# Structured figure records
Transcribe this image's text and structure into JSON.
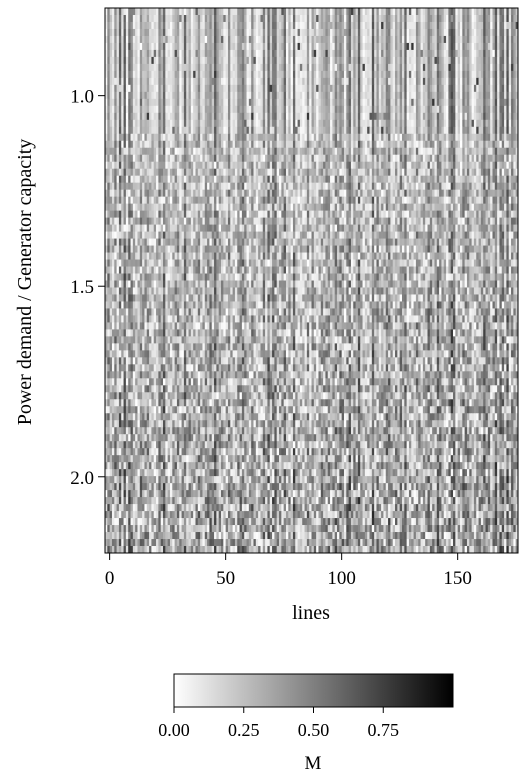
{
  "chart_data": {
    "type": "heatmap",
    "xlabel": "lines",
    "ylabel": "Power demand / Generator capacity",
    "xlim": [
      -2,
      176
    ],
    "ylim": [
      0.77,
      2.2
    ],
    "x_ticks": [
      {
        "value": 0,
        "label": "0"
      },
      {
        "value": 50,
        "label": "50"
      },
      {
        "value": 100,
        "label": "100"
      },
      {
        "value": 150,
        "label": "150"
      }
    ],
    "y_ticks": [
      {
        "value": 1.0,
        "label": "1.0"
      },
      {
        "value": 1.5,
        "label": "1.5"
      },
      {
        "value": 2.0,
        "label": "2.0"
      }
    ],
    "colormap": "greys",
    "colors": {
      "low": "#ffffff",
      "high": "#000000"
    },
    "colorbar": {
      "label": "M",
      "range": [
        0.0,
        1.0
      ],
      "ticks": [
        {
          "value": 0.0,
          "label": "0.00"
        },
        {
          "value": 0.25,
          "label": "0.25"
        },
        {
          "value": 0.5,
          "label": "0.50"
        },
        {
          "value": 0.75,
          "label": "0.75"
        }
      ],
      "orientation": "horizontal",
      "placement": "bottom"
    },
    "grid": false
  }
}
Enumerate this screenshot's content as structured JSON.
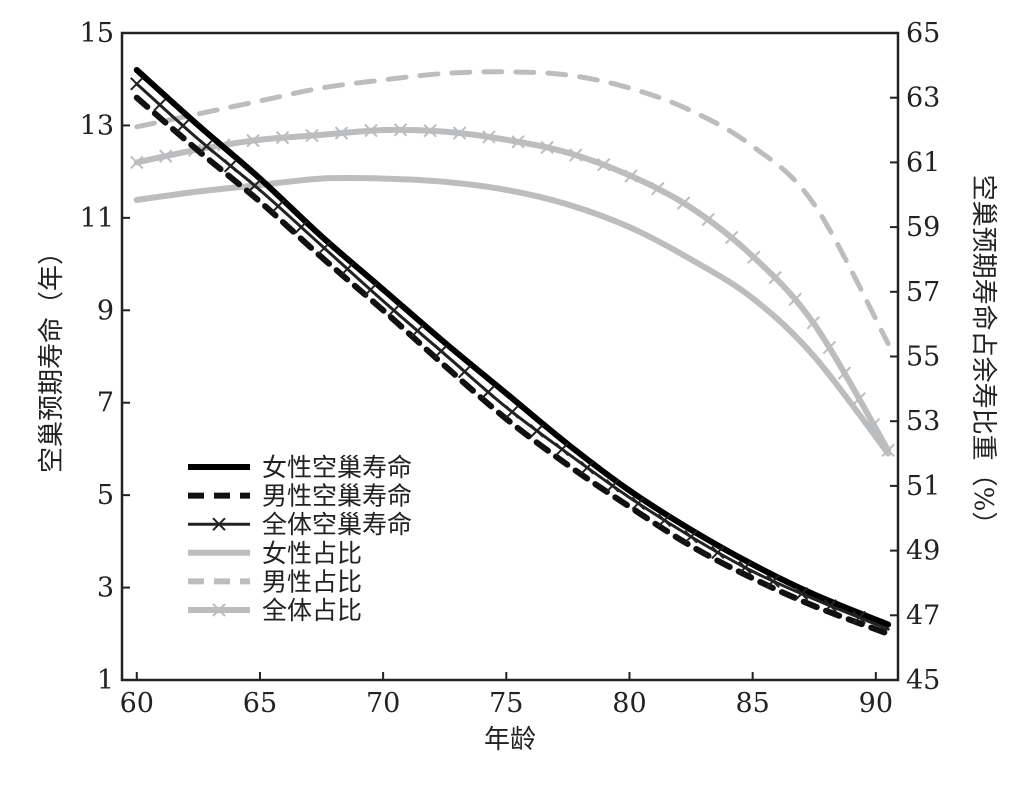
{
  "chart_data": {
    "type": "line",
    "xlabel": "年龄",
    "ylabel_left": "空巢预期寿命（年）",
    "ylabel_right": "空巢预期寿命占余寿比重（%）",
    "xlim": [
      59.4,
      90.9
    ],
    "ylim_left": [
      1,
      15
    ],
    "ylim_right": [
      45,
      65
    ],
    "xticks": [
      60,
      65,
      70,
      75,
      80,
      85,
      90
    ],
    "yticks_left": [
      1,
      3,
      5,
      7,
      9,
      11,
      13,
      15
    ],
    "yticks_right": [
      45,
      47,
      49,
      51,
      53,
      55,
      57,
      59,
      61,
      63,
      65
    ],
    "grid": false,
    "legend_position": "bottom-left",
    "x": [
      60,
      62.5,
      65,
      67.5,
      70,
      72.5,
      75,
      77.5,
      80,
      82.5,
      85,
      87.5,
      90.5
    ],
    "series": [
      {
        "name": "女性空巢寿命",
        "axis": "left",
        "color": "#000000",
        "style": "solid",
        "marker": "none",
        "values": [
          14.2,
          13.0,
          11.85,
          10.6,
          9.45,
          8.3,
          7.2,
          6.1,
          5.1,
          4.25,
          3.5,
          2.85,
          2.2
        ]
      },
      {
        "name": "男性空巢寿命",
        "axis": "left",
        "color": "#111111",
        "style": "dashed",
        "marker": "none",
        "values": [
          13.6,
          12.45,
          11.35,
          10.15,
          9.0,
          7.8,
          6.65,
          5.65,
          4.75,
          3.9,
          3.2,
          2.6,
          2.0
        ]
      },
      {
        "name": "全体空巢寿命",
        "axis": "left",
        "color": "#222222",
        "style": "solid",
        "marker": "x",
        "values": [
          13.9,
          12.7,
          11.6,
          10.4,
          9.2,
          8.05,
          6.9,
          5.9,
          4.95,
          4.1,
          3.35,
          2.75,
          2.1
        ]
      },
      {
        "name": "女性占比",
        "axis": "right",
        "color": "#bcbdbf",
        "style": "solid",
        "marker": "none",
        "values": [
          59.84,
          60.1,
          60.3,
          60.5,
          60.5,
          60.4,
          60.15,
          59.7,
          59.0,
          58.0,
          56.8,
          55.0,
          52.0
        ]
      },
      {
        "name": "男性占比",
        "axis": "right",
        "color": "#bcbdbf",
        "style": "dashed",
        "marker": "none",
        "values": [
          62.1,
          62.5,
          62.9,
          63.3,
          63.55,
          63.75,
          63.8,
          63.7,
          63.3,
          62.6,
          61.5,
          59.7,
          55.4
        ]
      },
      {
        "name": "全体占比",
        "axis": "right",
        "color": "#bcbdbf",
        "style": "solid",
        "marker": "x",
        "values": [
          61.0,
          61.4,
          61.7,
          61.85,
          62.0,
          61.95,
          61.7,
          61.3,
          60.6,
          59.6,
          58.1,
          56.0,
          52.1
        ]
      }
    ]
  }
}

# Given problem
Copy every record above exactly as written, but leave out the pictures.

# Result of this exercise
Transcribe this image's text and structure into JSON.
{
  "chart_data": {
    "type": "heatmap",
    "xlabel": "lines",
    "ylabel": "Power demand / Generator capacity",
    "xlim": [
      -2,
      176
    ],
    "ylim": [
      0.77,
      2.2
    ],
    "x_ticks": [
      {
        "value": 0,
        "label": "0"
      },
      {
        "value": 50,
        "label": "50"
      },
      {
        "value": 100,
        "label": "100"
      },
      {
        "value": 150,
        "label": "150"
      }
    ],
    "y_ticks": [
      {
        "value": 1.0,
        "label": "1.0"
      },
      {
        "value": 1.5,
        "label": "1.5"
      },
      {
        "value": 2.0,
        "label": "2.0"
      }
    ],
    "colormap": "greys",
    "colors": {
      "low": "#ffffff",
      "high": "#000000"
    },
    "colorbar": {
      "label": "M",
      "range": [
        0.0,
        1.0
      ],
      "ticks": [
        {
          "value": 0.0,
          "label": "0.00"
        },
        {
          "value": 0.25,
          "label": "0.25"
        },
        {
          "value": 0.5,
          "label": "0.50"
        },
        {
          "value": 0.75,
          "label": "0.75"
        }
      ],
      "orientation": "horizontal",
      "placement": "bottom"
    },
    "grid": false
  }
}
Enumerate this screenshot's content as structured JSON.
{
  "chart_data": {
    "type": "line",
    "xlabel": "年龄",
    "ylabel_left": "空巢预期寿命（年）",
    "ylabel_right": "空巢预期寿命占余寿比重（%）",
    "xlim": [
      59.4,
      90.9
    ],
    "ylim_left": [
      1,
      15
    ],
    "ylim_right": [
      45,
      65
    ],
    "xticks": [
      60,
      65,
      70,
      75,
      80,
      85,
      90
    ],
    "yticks_left": [
      1,
      3,
      5,
      7,
      9,
      11,
      13,
      15
    ],
    "yticks_right": [
      45,
      47,
      49,
      51,
      53,
      55,
      57,
      59,
      61,
      63,
      65
    ],
    "grid": false,
    "legend_position": "bottom-left",
    "x": [
      60,
      62.5,
      65,
      67.5,
      70,
      72.5,
      75,
      77.5,
      80,
      82.5,
      85,
      87.5,
      90.5
    ],
    "series": [
      {
        "name": "女性空巢寿命",
        "axis": "left",
        "color": "#000000",
        "style": "solid",
        "marker": "none",
        "values": [
          14.2,
          13.0,
          11.85,
          10.6,
          9.45,
          8.3,
          7.2,
          6.1,
          5.1,
          4.25,
          3.5,
          2.85,
          2.2
        ]
      },
      {
        "name": "男性空巢寿命",
        "axis": "left",
        "color": "#111111",
        "style": "dashed",
        "marker": "none",
        "values": [
          13.6,
          12.45,
          11.35,
          10.15,
          9.0,
          7.8,
          6.65,
          5.65,
          4.75,
          3.9,
          3.2,
          2.6,
          2.0
        ]
      },
      {
        "name": "全体空巢寿命",
        "axis": "left",
        "color": "#222222",
        "style": "solid",
        "marker": "x",
        "values": [
          13.9,
          12.7,
          11.6,
          10.4,
          9.2,
          8.05,
          6.9,
          5.9,
          4.95,
          4.1,
          3.35,
          2.75,
          2.1
        ]
      },
      {
        "name": "女性占比",
        "axis": "right",
        "color": "#bcbdbf",
        "style": "solid",
        "marker": "none",
        "values": [
          59.84,
          60.1,
          60.3,
          60.5,
          60.5,
          60.4,
          60.15,
          59.7,
          59.0,
          58.0,
          56.8,
          55.0,
          52.0
        ]
      },
      {
        "name": "男性占比",
        "axis": "right",
        "color": "#bcbdbf",
        "style": "dashed",
        "marker": "none",
        "values": [
          62.1,
          62.5,
          62.9,
          63.3,
          63.55,
          63.75,
          63.8,
          63.7,
          63.3,
          62.6,
          61.5,
          59.7,
          55.4
        ]
      },
      {
        "name": "全体占比",
        "axis": "right",
        "color": "#bcbdbf",
        "style": "solid",
        "marker": "x",
        "values": [
          61.0,
          61.4,
          61.7,
          61.85,
          62.0,
          61.95,
          61.7,
          61.3,
          60.6,
          59.6,
          58.1,
          56.0,
          52.1
        ]
      }
    ]
  }
}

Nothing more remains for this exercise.